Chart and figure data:
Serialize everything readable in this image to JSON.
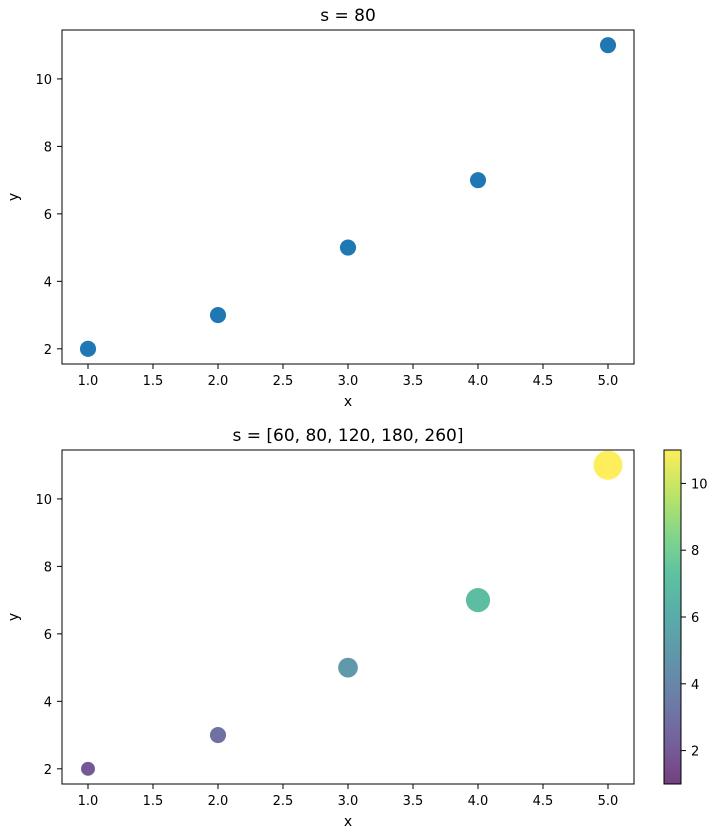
{
  "chart_data": [
    {
      "type": "scatter",
      "title": "s = 80",
      "xlabel": "x",
      "ylabel": "y",
      "x": [
        1,
        2,
        3,
        4,
        5
      ],
      "y": [
        2,
        3,
        5,
        7,
        11
      ],
      "marker_size": 80,
      "color": "#1f77b4",
      "xlim": [
        0.8,
        5.2
      ],
      "ylim": [
        1.55,
        11.45
      ],
      "xticks": [
        "1.0",
        "1.5",
        "2.0",
        "2.5",
        "3.0",
        "3.5",
        "4.0",
        "4.5",
        "5.0"
      ],
      "yticks": [
        "2",
        "4",
        "6",
        "8",
        "10"
      ],
      "grid": false
    },
    {
      "type": "scatter",
      "title": "s = [60, 80, 120, 180, 260]",
      "xlabel": "x",
      "ylabel": "y",
      "x": [
        1,
        2,
        3,
        4,
        5
      ],
      "y": [
        2,
        3,
        5,
        7,
        11
      ],
      "marker_sizes": [
        60,
        80,
        120,
        180,
        260
      ],
      "color_values": [
        2,
        3,
        5,
        7,
        11
      ],
      "colormap": "viridis",
      "alpha": 0.75,
      "xlim": [
        0.8,
        5.2
      ],
      "ylim": [
        1.55,
        11.45
      ],
      "xticks": [
        "1.0",
        "1.5",
        "2.0",
        "2.5",
        "3.0",
        "3.5",
        "4.0",
        "4.5",
        "5.0"
      ],
      "yticks": [
        "2",
        "4",
        "6",
        "8",
        "10"
      ],
      "grid": false,
      "colorbar": {
        "range": [
          1,
          11
        ],
        "ticks": [
          "2",
          "4",
          "6",
          "8",
          "10"
        ]
      }
    }
  ]
}
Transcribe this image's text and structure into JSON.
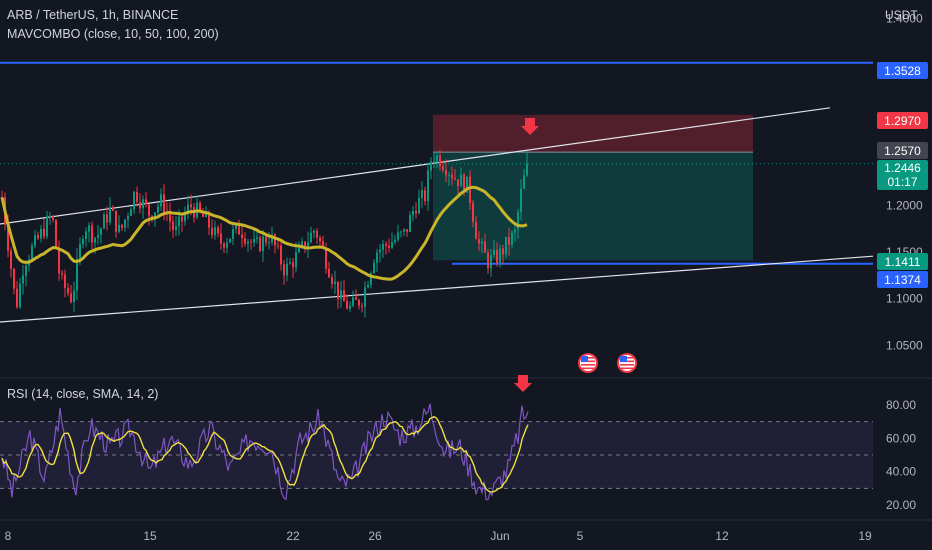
{
  "header": {
    "symbol_line": "ARB / TetherUS, 1h, BINANCE",
    "indicator_line": "MAVCOMBO (close, 10, 50, 100, 200)",
    "rsi_line": "RSI (14, close, SMA, 14, 2)",
    "currency": "USDT"
  },
  "price_tags": [
    {
      "label": "1.3528",
      "color": "#2962ff"
    },
    {
      "label": "1.2970",
      "color": "#f23645"
    },
    {
      "label": "1.2570",
      "color": "#434651"
    },
    {
      "label": "1.2446",
      "color": "#089981"
    },
    {
      "label": "01:17",
      "color": "#089981"
    },
    {
      "label": "1.1411",
      "color": "#089981"
    },
    {
      "label": "1.1374",
      "color": "#2962ff"
    }
  ],
  "chart_data": [
    {
      "type": "candlestick",
      "symbol": "ARB / TetherUS",
      "interval": "1h",
      "exchange": "BINANCE",
      "ylim": [
        1.02,
        1.41
      ],
      "y_ticks": [
        "1.4000",
        "1.2000",
        "1.1500",
        "1.1000",
        "1.0500"
      ],
      "x_ticks": [
        "8",
        "15",
        "22",
        "26",
        "Jun",
        "5",
        "12",
        "19"
      ],
      "horizontal_lines": [
        1.3528,
        1.1374
      ],
      "position": {
        "entry": 1.257,
        "stop": 1.297,
        "target": 1.1411
      },
      "last_price": 1.2446,
      "countdown": "01:17",
      "ma_color": "#c9b52a",
      "up_color": "#089981",
      "down_color": "#f23645",
      "grid": false
    },
    {
      "type": "line",
      "title": "RSI (14, close, SMA, 14, 2)",
      "ylim": [
        15,
        85
      ],
      "y_ticks": [
        "80.00",
        "60.00",
        "40.00",
        "20.00"
      ],
      "bands": [
        70,
        50,
        30
      ],
      "rsi_color": "#7e57c2",
      "sma_color": "#f0e040",
      "last_rsi": 76
    }
  ]
}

Exercise details: Set down the material exactly, every line of it, except for the pictures.

Full output:
Serialize everything readable in this image to JSON.
{
  "chart_data": [
    {
      "type": "scatter",
      "title": "s = 80",
      "xlabel": "x",
      "ylabel": "y",
      "x": [
        1,
        2,
        3,
        4,
        5
      ],
      "y": [
        2,
        3,
        5,
        7,
        11
      ],
      "marker_size": 80,
      "color": "#1f77b4",
      "xlim": [
        0.8,
        5.2
      ],
      "ylim": [
        1.55,
        11.45
      ],
      "xticks": [
        "1.0",
        "1.5",
        "2.0",
        "2.5",
        "3.0",
        "3.5",
        "4.0",
        "4.5",
        "5.0"
      ],
      "yticks": [
        "2",
        "4",
        "6",
        "8",
        "10"
      ],
      "grid": false
    },
    {
      "type": "scatter",
      "title": "s = [60, 80, 120, 180, 260]",
      "xlabel": "x",
      "ylabel": "y",
      "x": [
        1,
        2,
        3,
        4,
        5
      ],
      "y": [
        2,
        3,
        5,
        7,
        11
      ],
      "marker_sizes": [
        60,
        80,
        120,
        180,
        260
      ],
      "color_values": [
        2,
        3,
        5,
        7,
        11
      ],
      "colormap": "viridis",
      "alpha": 0.75,
      "xlim": [
        0.8,
        5.2
      ],
      "ylim": [
        1.55,
        11.45
      ],
      "xticks": [
        "1.0",
        "1.5",
        "2.0",
        "2.5",
        "3.0",
        "3.5",
        "4.0",
        "4.5",
        "5.0"
      ],
      "yticks": [
        "2",
        "4",
        "6",
        "8",
        "10"
      ],
      "grid": false,
      "colorbar": {
        "range": [
          1,
          11
        ],
        "ticks": [
          "2",
          "4",
          "6",
          "8",
          "10"
        ]
      }
    }
  ]
}
Transcribe this image's text and structure into JSON.
{
  "header": {
    "symbol_line": "ARB / TetherUS, 1h, BINANCE",
    "indicator_line": "MAVCOMBO (close, 10, 50, 100, 200)",
    "rsi_line": "RSI (14, close, SMA, 14, 2)",
    "currency": "USDT"
  },
  "price_tags": [
    {
      "label": "1.3528",
      "color": "#2962ff"
    },
    {
      "label": "1.2970",
      "color": "#f23645"
    },
    {
      "label": "1.2570",
      "color": "#434651"
    },
    {
      "label": "1.2446",
      "color": "#089981"
    },
    {
      "label": "01:17",
      "color": "#089981"
    },
    {
      "label": "1.1411",
      "color": "#089981"
    },
    {
      "label": "1.1374",
      "color": "#2962ff"
    }
  ],
  "chart_data": [
    {
      "type": "candlestick",
      "symbol": "ARB / TetherUS",
      "interval": "1h",
      "exchange": "BINANCE",
      "ylim": [
        1.02,
        1.41
      ],
      "y_ticks": [
        "1.4000",
        "1.2000",
        "1.1500",
        "1.1000",
        "1.0500"
      ],
      "x_ticks": [
        "8",
        "15",
        "22",
        "26",
        "Jun",
        "5",
        "12",
        "19"
      ],
      "horizontal_lines": [
        1.3528,
        1.1374
      ],
      "position": {
        "entry": 1.257,
        "stop": 1.297,
        "target": 1.1411
      },
      "last_price": 1.2446,
      "countdown": "01:17",
      "ma_color": "#c9b52a",
      "up_color": "#089981",
      "down_color": "#f23645",
      "grid": false
    },
    {
      "type": "line",
      "title": "RSI (14, close, SMA, 14, 2)",
      "ylim": [
        15,
        85
      ],
      "y_ticks": [
        "80.00",
        "60.00",
        "40.00",
        "20.00"
      ],
      "bands": [
        70,
        50,
        30
      ],
      "rsi_color": "#7e57c2",
      "sma_color": "#f0e040",
      "last_rsi": 76
    }
  ]
}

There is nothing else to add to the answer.